(Dataset entries)
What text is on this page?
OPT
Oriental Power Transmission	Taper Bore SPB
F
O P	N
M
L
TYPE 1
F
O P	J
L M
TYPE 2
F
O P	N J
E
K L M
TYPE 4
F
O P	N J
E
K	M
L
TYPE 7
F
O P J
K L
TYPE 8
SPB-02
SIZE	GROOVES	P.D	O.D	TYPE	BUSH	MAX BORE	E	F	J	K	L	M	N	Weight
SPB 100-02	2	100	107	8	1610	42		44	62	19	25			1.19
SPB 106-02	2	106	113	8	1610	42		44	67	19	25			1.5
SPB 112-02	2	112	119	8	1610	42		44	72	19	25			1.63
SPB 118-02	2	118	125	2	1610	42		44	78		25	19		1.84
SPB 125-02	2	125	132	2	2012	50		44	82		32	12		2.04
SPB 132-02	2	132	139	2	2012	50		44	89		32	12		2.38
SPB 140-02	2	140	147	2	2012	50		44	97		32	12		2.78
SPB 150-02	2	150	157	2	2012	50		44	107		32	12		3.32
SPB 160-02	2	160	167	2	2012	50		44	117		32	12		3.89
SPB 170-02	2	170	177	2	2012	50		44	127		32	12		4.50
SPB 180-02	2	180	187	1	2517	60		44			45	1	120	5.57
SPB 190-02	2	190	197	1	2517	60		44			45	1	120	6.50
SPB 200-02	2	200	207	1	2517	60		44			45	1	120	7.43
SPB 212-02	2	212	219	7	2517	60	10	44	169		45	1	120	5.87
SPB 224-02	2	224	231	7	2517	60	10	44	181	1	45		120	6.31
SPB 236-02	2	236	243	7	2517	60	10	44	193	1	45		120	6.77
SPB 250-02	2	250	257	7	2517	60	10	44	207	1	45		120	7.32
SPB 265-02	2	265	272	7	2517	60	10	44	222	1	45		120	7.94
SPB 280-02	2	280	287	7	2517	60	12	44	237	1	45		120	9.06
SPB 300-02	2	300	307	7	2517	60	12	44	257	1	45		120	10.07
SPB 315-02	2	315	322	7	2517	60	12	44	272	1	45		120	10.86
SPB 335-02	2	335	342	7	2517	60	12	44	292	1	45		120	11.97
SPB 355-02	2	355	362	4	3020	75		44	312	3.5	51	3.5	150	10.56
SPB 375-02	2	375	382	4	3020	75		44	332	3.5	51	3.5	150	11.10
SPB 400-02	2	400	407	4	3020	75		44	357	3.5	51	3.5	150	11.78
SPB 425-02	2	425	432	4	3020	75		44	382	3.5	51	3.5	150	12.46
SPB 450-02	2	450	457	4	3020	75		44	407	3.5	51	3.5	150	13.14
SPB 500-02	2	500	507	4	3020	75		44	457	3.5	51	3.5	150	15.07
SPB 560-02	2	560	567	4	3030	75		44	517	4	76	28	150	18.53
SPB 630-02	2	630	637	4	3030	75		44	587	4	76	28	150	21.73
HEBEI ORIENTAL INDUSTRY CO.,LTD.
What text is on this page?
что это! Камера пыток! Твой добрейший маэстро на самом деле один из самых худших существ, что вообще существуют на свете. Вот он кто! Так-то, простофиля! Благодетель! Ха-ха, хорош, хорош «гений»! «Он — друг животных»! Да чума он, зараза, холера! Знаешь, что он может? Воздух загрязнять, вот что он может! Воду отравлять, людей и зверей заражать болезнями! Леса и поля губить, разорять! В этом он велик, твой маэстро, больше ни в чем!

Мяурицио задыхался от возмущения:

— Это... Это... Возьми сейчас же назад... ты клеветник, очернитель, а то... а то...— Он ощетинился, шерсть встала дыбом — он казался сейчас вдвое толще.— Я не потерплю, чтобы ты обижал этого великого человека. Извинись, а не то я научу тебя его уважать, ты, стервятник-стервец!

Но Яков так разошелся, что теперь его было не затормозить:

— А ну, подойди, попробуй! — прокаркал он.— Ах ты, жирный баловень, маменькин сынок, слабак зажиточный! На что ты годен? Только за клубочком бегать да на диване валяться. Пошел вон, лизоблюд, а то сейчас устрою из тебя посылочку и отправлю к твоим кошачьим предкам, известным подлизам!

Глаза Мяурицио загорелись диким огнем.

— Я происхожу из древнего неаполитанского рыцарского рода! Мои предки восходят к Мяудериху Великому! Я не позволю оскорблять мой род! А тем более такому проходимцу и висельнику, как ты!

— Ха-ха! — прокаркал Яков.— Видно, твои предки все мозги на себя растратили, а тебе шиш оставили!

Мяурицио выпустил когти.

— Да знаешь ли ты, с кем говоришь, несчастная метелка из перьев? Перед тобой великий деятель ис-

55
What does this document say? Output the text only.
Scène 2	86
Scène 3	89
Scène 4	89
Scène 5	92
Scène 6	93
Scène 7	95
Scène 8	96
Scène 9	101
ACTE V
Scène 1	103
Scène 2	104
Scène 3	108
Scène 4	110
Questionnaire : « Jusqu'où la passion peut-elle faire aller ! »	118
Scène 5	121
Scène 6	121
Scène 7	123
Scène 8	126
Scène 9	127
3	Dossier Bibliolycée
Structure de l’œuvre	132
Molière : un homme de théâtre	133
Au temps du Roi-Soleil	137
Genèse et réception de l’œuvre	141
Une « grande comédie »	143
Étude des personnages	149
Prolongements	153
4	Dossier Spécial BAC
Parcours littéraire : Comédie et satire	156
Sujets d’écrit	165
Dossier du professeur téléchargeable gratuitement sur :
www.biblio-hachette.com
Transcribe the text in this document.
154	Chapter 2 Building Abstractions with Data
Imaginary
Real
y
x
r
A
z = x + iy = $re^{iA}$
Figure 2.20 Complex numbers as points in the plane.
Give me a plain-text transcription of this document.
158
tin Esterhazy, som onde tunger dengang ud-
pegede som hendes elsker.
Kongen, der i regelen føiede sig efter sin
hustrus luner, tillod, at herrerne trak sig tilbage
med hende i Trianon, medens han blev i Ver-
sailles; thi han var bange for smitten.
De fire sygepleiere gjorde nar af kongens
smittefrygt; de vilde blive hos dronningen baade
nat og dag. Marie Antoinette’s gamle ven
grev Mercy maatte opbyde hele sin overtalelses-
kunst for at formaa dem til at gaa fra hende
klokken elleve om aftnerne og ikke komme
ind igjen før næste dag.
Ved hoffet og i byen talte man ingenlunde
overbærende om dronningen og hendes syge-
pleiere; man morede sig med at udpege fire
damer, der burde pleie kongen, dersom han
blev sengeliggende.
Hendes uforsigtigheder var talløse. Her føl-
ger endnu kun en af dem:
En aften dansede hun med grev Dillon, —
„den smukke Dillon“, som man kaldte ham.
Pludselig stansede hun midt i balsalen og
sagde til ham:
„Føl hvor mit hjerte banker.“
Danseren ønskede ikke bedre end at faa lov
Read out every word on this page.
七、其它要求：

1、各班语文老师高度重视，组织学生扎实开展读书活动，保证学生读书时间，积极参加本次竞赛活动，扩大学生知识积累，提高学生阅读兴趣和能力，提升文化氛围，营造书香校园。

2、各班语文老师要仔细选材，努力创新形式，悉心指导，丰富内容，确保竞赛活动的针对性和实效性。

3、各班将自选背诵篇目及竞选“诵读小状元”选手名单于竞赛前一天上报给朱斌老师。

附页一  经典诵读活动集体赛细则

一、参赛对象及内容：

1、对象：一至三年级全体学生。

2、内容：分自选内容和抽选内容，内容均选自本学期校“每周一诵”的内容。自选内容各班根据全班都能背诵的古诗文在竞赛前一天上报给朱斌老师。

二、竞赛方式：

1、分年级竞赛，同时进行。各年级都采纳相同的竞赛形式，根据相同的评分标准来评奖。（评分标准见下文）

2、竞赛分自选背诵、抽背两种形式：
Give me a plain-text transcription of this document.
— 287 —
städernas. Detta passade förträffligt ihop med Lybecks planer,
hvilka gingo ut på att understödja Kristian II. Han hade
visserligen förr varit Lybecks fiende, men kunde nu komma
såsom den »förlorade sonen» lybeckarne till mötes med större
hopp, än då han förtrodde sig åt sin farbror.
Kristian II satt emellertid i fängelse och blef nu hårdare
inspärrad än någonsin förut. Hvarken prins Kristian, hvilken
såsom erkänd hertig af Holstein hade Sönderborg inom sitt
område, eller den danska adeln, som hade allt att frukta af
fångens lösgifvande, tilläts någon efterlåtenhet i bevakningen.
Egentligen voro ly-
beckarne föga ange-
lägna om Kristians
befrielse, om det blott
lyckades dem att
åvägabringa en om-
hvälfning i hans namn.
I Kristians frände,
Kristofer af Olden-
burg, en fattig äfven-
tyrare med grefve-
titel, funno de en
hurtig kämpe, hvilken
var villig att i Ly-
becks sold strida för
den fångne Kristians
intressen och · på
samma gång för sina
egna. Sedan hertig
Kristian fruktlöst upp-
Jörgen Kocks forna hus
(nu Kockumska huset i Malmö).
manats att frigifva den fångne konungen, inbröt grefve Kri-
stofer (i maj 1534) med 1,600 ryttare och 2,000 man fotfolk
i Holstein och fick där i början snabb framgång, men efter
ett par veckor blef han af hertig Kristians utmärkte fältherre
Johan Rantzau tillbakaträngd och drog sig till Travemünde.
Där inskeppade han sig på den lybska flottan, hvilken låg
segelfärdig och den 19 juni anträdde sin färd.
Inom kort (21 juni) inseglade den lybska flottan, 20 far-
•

◆ **Work instructions**:
Gather from the entries above all lines that include the string "Dossier".

◆ **Reply**:
3	Dossier Bibliolycée
4	Dossier Spécial BAC
Dossier du professeur téléchargeable gratuitement sur :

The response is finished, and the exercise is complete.